■ **OBJECTIFS**
a) Modifiez le passage de l'article sur l'écriture inclusive qui commence à « Un député de » et se termine à « de l'opposition LR. », en remplaçant « François Jolivet » par « M. Jolivet ».
b) D'après l'article sur l'écriture inclusive, quel jour la proposition de loi a-t-elle été transmise à l'Assemblée nationale ?
c) Dressez la liste des mots nouveaux cités dans l'article sur l'écriture inclusive, chacun avec les formes qu'il remplace.

■ **EXTRAIT DE PAGE**

>>>>

Un député de l'Indre veut interdire l'écriture inclusive dans les services publics
18 février 2021 à 9h15 par Etienne Escuer
Faut-il interdire l'utilisation de l'écriture inclusive aux personnes en charge d'une mission de service public ? C'est le souhait du député LREM de l'Indre, François Jolivet.
S'inquiétant de l'apparition de nouveaux mots, comme « toustes » pour « tous/toutes » ou « celleux » pour « celles/ceux », ainsi que de l'usage du point médian (« étudiant·e »), le député LREM de l'Indre, François Jolivet, a décidé de déposer une proposition de loi pour interdire l'usage de l'écriture dite inclusive aux personnes en charge d'une mission de service public. Le texte, transmis ce mercredi 17 février à l'Assemblée nationale, est cosigné par une soixantaine de députées et députés de la majorité et de l'opposition LR.
Au hasard de publications parfois officielles, nous découvrons des mots nouveaux : « iels » pour « ils/elles », « toustes » pour « tous/toutes », « celleux » pour « celles/ceux », « Cher·e·s lecteur·rice·s déterminé·e·s ». #ecritureinclusive
— François Jolivet (@FJolivet36) February 11, 2021
Les experts de la dyslexie, dyspraxie et dysphasie sont préoccupés, et alertent sur les difficultés supplémentaires engendrées par cette forme d’écriture. #ecritureinclusive
— François Jolivet (@FJolivet36) February 11, 2021
L'#ecritureinclusive est autant illisible que discriminante. Le combat pour l’égalité entre les femmes et les hommes est juste, mais les chemins qu’il emprunte sont parfois déroutants et inutiles. Ils fracturent, et ne réparent rien.
— François Jolivet (@FJolivet36) February 11, 2021
La représentation des femmes dans l'écriture, un débat vieux comme le monde ?

<<<<

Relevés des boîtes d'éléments
>>>>

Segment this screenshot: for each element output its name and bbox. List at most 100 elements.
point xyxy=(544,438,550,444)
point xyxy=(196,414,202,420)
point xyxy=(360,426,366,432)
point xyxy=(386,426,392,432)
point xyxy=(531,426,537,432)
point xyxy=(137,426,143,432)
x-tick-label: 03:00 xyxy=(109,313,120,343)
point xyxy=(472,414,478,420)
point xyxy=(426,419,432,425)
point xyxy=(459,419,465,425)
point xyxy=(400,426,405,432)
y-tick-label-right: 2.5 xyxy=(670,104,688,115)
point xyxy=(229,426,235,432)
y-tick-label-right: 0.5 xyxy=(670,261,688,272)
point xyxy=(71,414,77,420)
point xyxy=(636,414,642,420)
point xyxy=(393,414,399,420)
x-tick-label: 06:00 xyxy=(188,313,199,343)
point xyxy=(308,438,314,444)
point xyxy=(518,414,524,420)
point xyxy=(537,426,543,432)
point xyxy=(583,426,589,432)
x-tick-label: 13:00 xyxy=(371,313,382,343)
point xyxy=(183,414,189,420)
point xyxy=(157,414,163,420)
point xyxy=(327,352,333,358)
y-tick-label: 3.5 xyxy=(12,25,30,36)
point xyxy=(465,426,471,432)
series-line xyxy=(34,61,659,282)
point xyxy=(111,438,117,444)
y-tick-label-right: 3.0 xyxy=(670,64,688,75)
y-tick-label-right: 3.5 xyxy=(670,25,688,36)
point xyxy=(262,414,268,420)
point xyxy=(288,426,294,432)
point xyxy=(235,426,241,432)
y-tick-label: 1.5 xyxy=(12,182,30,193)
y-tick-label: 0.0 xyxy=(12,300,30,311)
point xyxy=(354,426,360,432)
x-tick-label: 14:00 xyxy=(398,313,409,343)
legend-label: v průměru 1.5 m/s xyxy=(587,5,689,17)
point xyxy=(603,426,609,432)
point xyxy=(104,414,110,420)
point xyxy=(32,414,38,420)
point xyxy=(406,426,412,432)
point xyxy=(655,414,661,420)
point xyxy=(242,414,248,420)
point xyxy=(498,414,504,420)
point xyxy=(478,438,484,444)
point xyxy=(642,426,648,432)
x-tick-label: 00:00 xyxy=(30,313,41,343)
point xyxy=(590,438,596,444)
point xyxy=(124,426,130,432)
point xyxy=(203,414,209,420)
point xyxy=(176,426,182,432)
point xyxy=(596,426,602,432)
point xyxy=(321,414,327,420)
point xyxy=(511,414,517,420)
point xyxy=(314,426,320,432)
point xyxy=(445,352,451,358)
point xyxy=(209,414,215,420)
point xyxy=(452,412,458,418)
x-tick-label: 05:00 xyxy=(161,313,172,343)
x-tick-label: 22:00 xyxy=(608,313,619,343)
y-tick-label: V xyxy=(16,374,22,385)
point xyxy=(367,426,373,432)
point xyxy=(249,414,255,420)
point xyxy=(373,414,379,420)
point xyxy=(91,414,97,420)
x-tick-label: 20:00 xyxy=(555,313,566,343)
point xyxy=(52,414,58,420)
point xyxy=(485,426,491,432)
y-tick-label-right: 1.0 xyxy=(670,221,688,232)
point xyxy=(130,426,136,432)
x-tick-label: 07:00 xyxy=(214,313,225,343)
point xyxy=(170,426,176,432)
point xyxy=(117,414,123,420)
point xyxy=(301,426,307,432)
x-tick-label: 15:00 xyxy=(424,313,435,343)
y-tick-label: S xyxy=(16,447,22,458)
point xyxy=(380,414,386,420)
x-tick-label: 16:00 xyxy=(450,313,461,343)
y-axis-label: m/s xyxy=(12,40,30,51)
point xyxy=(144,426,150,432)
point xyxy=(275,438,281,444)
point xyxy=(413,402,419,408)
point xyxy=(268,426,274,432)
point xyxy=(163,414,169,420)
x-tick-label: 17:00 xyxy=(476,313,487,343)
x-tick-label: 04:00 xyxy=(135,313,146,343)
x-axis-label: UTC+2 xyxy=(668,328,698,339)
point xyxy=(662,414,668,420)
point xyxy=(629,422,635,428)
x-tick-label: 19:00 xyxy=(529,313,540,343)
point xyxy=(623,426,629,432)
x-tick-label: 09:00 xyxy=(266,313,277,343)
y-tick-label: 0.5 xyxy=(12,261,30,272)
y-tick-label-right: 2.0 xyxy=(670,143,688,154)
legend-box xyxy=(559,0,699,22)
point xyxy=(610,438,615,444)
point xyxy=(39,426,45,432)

<<<<

■ **RÉSULTATS**
a)
Un député de l'Indre veut interdire l'écriture inclusive dans les services publics
18 février 2021 à 9h15 par Etienne Escuer
Faut-il interdire l'utilisation de l'écriture inclusive aux personnes en charge d'une mission de service public ? C'est le souhait du député LREM de l'Indre, M. Jolivet.
S'inquiétant de l'apparition de nouveaux mots, comme « toustes » pour « tous/toutes » ou « celleux » pour « celles/ceux », ainsi que de l'usage du point médian (« étudiant·e »), le député LREM de l'Indre, M. Jolivet, a décidé de déposer une proposition de loi pour interdire l'usage de l'écriture dite inclusive aux personnes en charge d'une mission de service public. Le texte, transmis ce mercredi 17 février à l'Assemblée nationale, est cosigné par une soixantaine de députées et députés de la majorité et de l'opposition LR.

b) Le mercredi 17 février.

c)
- « iels » pour « ils/elles »
- « toustes » pour « tous/toutes »
- « celleux » pour « celles/ceux »